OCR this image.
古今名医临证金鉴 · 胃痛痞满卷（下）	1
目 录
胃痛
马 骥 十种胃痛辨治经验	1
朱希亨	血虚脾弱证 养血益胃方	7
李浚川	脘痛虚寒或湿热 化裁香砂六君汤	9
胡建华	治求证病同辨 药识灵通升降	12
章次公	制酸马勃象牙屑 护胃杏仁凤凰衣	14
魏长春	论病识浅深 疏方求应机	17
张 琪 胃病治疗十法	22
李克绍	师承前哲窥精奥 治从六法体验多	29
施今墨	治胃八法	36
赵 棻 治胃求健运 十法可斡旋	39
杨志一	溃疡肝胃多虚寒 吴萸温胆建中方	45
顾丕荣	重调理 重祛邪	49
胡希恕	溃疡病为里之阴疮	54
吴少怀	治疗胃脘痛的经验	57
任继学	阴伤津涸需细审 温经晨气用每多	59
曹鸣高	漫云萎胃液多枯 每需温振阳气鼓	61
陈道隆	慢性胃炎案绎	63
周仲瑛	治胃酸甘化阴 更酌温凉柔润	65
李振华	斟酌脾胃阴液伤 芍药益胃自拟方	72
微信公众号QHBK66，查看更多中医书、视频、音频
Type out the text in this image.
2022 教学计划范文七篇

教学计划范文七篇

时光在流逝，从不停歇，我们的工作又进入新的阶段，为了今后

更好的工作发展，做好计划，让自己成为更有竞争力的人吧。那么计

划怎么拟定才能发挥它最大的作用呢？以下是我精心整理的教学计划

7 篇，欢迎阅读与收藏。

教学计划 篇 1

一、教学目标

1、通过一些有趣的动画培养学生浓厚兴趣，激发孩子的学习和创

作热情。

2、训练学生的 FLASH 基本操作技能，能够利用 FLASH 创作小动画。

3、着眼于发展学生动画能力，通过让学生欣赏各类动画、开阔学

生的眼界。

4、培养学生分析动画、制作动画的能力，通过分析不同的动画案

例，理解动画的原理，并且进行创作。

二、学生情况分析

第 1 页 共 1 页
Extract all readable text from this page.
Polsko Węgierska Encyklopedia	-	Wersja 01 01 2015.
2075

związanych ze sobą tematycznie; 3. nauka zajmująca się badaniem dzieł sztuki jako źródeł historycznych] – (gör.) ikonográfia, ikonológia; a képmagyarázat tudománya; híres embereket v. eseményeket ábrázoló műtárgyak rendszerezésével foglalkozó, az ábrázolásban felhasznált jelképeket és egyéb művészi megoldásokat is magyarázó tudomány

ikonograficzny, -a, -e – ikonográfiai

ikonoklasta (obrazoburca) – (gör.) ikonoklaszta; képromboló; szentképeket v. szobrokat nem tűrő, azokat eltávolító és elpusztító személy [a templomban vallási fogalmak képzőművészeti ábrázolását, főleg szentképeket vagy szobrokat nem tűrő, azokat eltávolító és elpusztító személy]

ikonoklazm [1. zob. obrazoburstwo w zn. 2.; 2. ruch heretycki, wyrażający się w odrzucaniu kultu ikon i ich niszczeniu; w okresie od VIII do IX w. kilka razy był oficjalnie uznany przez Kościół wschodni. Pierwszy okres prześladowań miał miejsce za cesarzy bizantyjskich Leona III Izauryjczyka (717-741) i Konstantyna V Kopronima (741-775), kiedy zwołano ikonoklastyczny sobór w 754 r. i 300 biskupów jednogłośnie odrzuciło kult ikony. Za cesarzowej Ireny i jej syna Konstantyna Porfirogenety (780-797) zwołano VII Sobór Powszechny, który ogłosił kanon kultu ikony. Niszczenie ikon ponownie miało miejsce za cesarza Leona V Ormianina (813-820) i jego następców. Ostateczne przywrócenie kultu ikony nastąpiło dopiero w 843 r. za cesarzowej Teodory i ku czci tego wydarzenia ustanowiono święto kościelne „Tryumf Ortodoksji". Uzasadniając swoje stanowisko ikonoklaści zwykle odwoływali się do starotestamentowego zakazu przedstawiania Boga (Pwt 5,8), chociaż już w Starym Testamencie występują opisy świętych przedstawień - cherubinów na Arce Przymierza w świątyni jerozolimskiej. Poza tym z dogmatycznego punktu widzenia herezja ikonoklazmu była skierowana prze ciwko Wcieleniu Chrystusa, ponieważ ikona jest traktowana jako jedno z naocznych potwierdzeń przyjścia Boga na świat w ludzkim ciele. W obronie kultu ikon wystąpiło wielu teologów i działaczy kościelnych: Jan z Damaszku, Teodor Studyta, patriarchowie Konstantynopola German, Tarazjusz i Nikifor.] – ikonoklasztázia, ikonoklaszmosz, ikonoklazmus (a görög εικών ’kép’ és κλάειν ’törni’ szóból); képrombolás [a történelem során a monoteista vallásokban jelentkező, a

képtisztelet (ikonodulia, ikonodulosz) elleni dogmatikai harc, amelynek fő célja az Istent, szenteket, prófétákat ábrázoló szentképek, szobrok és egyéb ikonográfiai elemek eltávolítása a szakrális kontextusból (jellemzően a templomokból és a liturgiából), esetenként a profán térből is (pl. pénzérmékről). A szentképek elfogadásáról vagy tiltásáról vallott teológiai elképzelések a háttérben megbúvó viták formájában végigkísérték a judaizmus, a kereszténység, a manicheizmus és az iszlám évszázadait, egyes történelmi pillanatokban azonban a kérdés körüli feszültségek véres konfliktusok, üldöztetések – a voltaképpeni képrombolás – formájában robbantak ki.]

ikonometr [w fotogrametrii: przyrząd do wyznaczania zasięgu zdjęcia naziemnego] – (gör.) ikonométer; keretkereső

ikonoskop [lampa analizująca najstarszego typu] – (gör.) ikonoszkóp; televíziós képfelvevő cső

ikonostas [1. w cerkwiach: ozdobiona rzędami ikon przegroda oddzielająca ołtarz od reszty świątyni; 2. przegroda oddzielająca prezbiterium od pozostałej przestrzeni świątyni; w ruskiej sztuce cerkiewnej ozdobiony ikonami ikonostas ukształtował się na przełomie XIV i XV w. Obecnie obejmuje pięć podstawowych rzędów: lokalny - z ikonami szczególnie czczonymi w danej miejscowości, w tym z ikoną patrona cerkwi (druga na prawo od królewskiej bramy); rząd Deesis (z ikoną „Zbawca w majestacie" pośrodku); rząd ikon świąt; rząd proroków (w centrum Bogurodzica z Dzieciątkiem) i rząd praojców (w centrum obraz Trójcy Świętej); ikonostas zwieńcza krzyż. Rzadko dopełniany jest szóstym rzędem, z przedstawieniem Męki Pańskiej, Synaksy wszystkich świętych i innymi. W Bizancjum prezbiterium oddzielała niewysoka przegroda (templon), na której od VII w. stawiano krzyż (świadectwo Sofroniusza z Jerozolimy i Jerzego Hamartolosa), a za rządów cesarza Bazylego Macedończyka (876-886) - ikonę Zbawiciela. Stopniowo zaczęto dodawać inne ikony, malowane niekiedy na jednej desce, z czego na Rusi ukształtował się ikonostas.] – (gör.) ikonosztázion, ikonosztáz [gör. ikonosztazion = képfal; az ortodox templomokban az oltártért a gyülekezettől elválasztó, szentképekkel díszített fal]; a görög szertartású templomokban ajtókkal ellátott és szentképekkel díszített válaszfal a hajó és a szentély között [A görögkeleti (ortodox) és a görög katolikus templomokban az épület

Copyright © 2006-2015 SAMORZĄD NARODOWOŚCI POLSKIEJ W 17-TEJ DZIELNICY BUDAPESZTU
*****
Look for the word "képrombolás" in every line of the listing and copy the lines that have it.

** Reply to the exercise **
ikonoklazm [1. zob. obrazoburstwo w zn. 2.; 2. ruch heretycki, wyrażający się w odrzucaniu kultu ikon i ich niszczeniu; w okresie od VIII do IX w. kilka razy był oficjalnie uznany przez Kościół wschodni. Pierwszy okres prześladowań miał miejsce za cesarzy bizantyjskich Leona III Izauryjczyka (717-741) i Konstantyna V Kopronima (741-775), kiedy zwołano ikonoklastyczny sobór w 754 r. i 300 biskupów jednogłośnie odrzuciło kult ikony. Za cesarzowej Ireny i jej syna Konstantyna Porfirogenety (780-797) zwołano VII Sobór Powszechny, który ogłosił kanon kultu ikony. Niszczenie ikon ponownie miało miejsce za cesarza Leona V Ormianina (813-820) i jego następców. Ostateczne przywrócenie kultu ikony nastąpiło dopiero w 843 r. za cesarzowej Teodory i ku czci tego wydarzenia ustanowiono święto kościelne „Tryumf Ortodoksji". Uzasadniając swoje stanowisko ikonoklaści zwykle odwoływali się do starotestamentowego zakazu przedstawiania Boga (Pwt 5,8), chociaż już w Starym Testamencie występują opisy świętych przedstawień - cherubinów na Arce Przymierza w świątyni jerozolimskiej. Poza tym z dogmatycznego punktu widzenia herezja ikonoklazmu była skierowana prze ciwko Wcieleniu Chrystusa, ponieważ ikona jest traktowana jako jedno z naocznych potwierdzeń przyjścia Boga na świat w ludzkim ciele. W obronie kultu ikon wystąpiło wielu teologów i działaczy kościelnych: Jan z Damaszku, Teodor Studyta, patriarchowie Konstantynopola German, Tarazjusz i Nikifor.] – ikonoklasztázia, ikonoklaszmosz, ikonoklazmus (a görög εικών ’kép’ és κλάειν ’törni’ szóból); képrombolás [a történelem során a monoteista vallásokban jelentkező, a
képtisztelet (ikonodulia, ikonodulosz) elleni dogmatikai harc, amelynek fő célja az Istent, szenteket, prófétákat ábrázoló szentképek, szobrok és egyéb ikonográfiai elemek eltávolítása a szakrális kontextusból (jellemzően a templomokból és a liturgiából), esetenként a profán térből is (pl. pénzérmékről). A szentképek elfogadásáról vagy tiltásáról vallott teológiai elképzelések a háttérben megbúvó viták formájában végigkísérték a judaizmus, a kereszténység, a manicheizmus és az iszlám évszázadait, egyes történelmi pillanatokban azonban a kérdés körüli feszültségek véres konfliktusok, üldöztetések – a voltaképpeni képrombolás – formájában robbantak ki.]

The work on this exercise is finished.